--- start ---
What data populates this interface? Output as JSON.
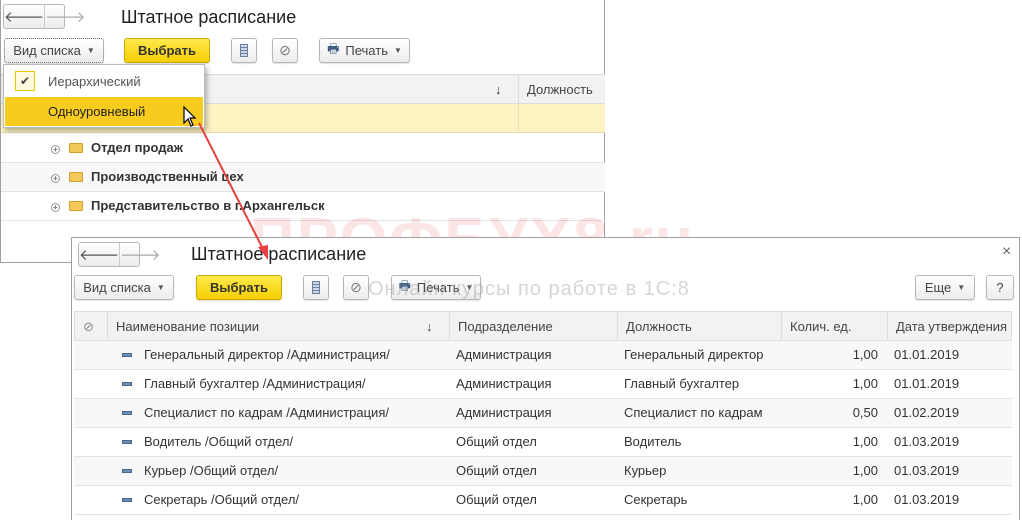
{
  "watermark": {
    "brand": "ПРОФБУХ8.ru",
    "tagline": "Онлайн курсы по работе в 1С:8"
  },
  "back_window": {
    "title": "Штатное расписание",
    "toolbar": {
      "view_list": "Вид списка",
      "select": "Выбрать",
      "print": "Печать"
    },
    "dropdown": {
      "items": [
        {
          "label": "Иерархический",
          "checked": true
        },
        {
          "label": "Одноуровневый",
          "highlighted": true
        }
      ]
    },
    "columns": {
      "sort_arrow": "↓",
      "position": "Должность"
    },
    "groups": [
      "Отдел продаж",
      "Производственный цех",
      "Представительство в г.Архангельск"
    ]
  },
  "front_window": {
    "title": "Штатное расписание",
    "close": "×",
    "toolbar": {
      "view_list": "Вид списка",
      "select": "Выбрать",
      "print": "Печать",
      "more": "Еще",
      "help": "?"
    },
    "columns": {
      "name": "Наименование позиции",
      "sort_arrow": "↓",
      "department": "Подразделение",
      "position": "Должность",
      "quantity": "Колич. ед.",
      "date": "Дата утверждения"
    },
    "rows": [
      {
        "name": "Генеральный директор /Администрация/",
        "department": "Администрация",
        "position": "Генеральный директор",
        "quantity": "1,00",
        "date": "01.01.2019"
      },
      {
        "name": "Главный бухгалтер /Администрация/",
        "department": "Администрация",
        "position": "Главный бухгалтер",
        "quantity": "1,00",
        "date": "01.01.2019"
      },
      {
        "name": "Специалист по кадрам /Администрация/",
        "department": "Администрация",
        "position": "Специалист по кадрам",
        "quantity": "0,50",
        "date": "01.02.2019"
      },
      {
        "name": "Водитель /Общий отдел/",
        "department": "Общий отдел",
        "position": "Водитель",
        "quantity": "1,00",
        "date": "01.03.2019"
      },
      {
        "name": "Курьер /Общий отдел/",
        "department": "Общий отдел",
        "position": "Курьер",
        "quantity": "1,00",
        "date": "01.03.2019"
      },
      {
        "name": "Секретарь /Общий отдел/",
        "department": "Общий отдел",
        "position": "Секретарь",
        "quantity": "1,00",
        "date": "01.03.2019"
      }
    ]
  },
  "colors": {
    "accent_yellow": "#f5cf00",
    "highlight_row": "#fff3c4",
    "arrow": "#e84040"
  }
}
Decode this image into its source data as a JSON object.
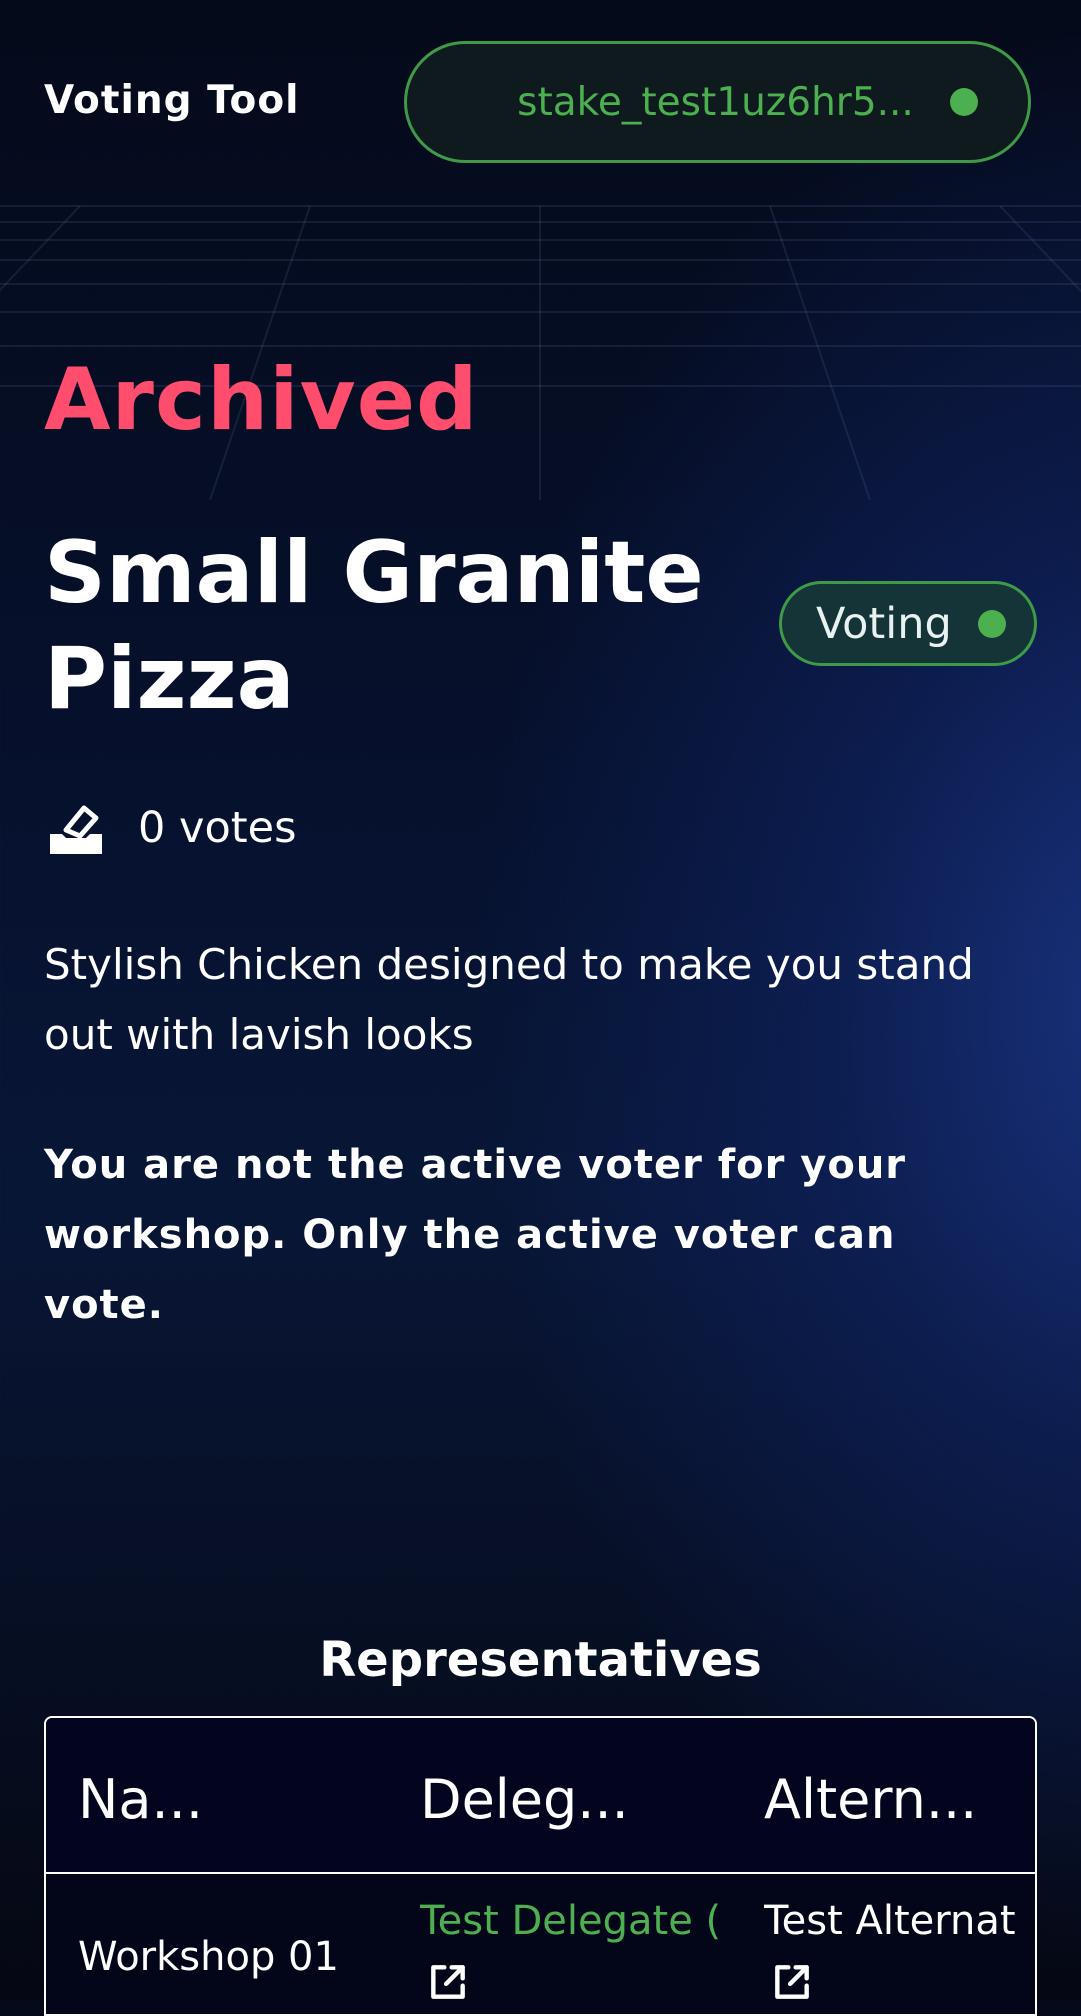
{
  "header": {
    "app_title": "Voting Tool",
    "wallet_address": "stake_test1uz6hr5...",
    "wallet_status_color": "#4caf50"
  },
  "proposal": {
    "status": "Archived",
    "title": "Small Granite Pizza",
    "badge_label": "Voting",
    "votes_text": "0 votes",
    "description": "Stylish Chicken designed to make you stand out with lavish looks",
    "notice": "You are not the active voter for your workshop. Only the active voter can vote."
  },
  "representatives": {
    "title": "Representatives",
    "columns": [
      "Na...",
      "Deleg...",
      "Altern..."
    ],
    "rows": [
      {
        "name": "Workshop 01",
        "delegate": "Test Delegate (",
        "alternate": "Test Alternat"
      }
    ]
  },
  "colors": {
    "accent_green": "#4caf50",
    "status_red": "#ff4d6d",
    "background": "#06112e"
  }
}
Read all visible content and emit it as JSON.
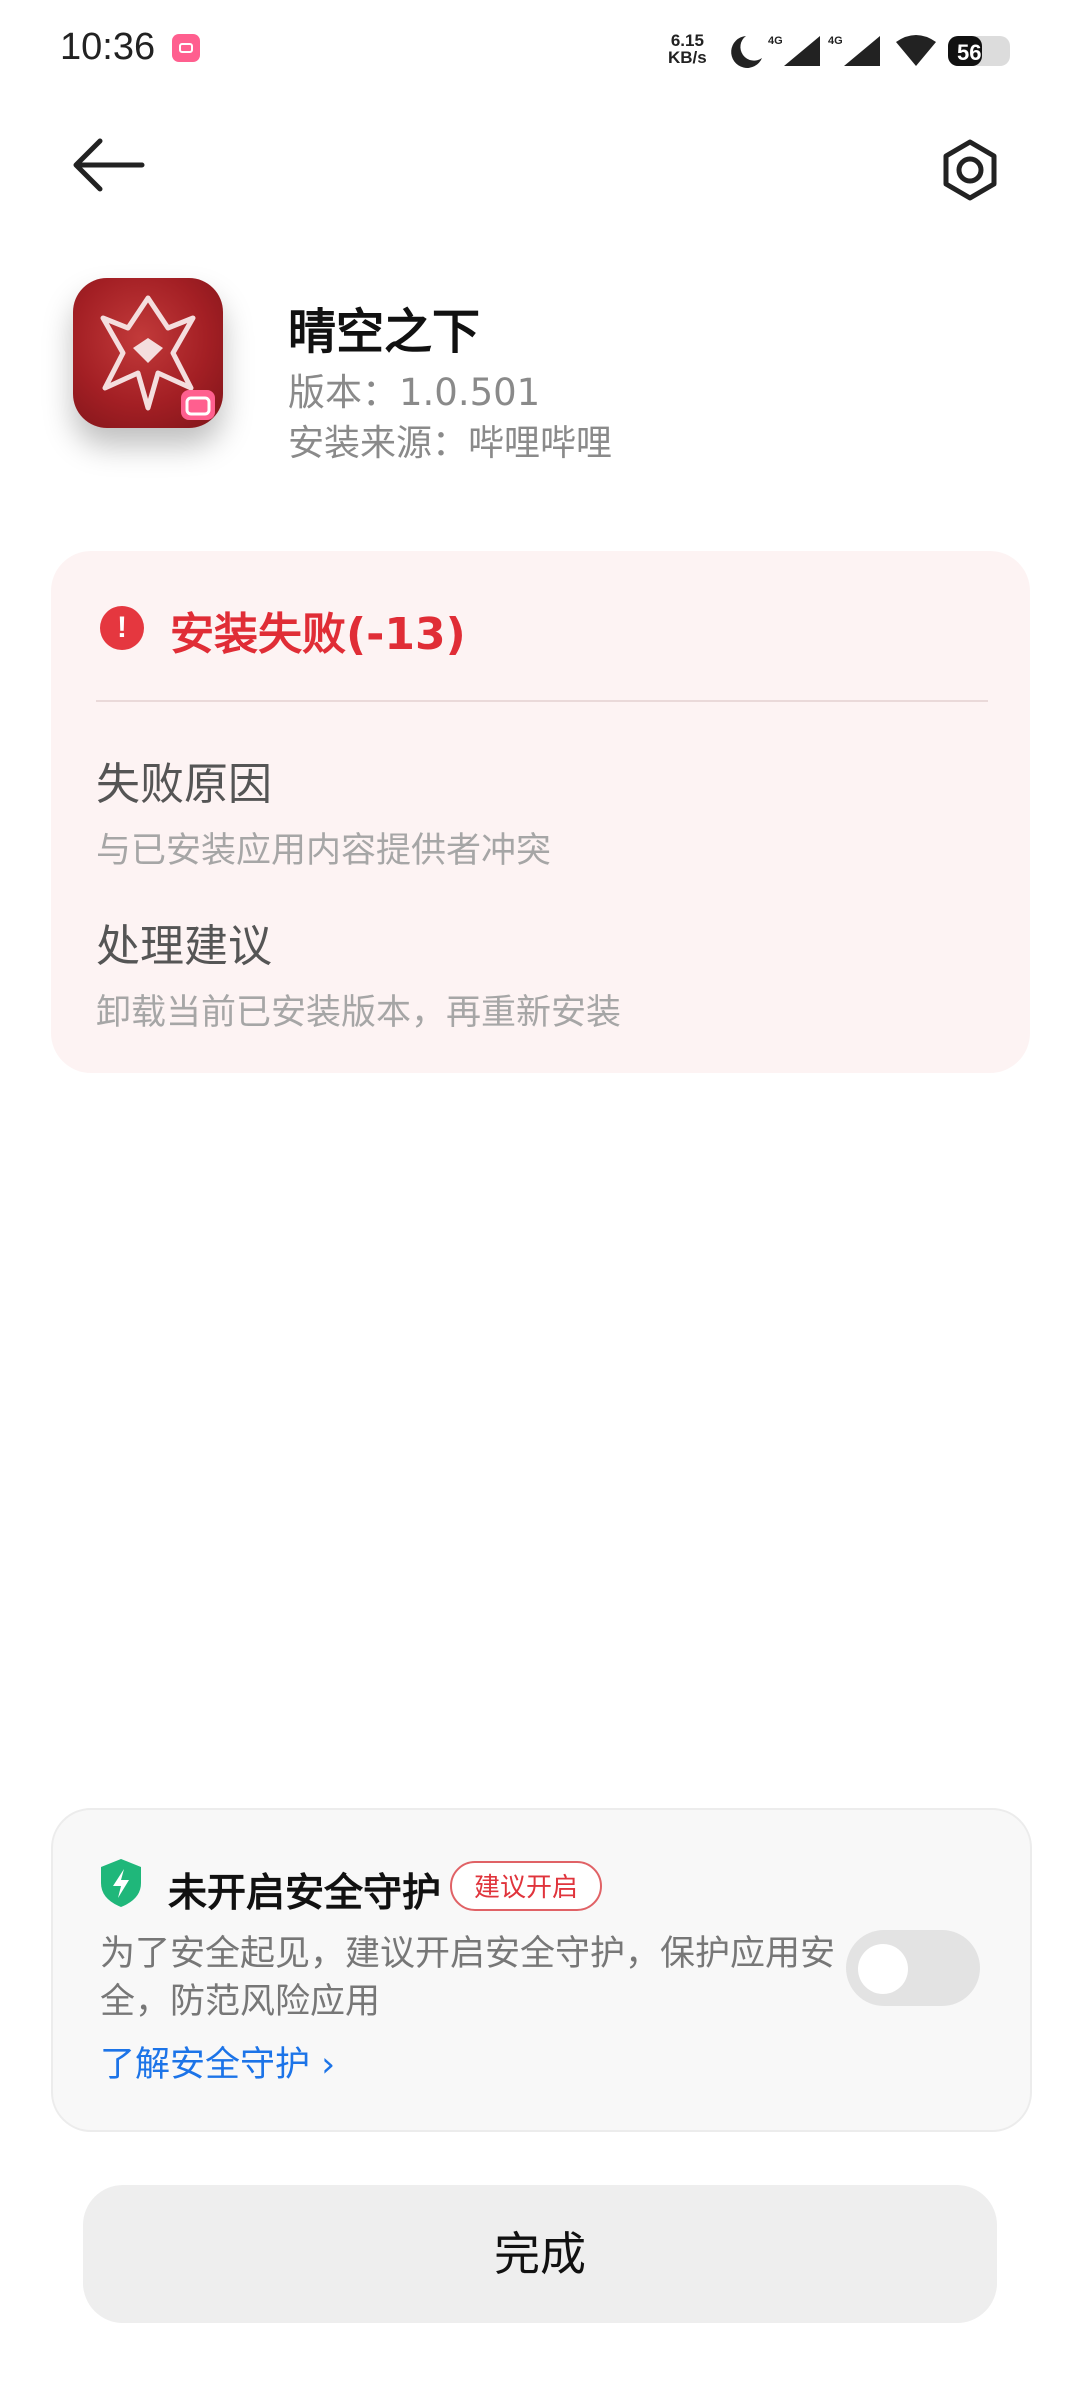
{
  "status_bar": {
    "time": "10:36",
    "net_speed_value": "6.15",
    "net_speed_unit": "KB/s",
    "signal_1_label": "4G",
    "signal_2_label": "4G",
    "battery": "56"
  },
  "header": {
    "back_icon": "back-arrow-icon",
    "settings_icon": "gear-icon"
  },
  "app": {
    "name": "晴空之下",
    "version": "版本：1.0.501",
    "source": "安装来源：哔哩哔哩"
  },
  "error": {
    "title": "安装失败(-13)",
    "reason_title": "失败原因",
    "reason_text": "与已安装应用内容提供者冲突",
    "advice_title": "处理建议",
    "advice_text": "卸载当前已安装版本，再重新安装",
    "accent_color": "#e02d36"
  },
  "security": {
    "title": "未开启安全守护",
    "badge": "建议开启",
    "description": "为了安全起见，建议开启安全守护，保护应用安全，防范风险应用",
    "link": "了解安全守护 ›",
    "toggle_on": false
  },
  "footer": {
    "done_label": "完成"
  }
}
--- end ---
Task directions
Copy out each line of the records that holds the string "source".

Written solution
Decode this image into its source data as a JSON object.
    "source": "安装来源：哔哩哔哩"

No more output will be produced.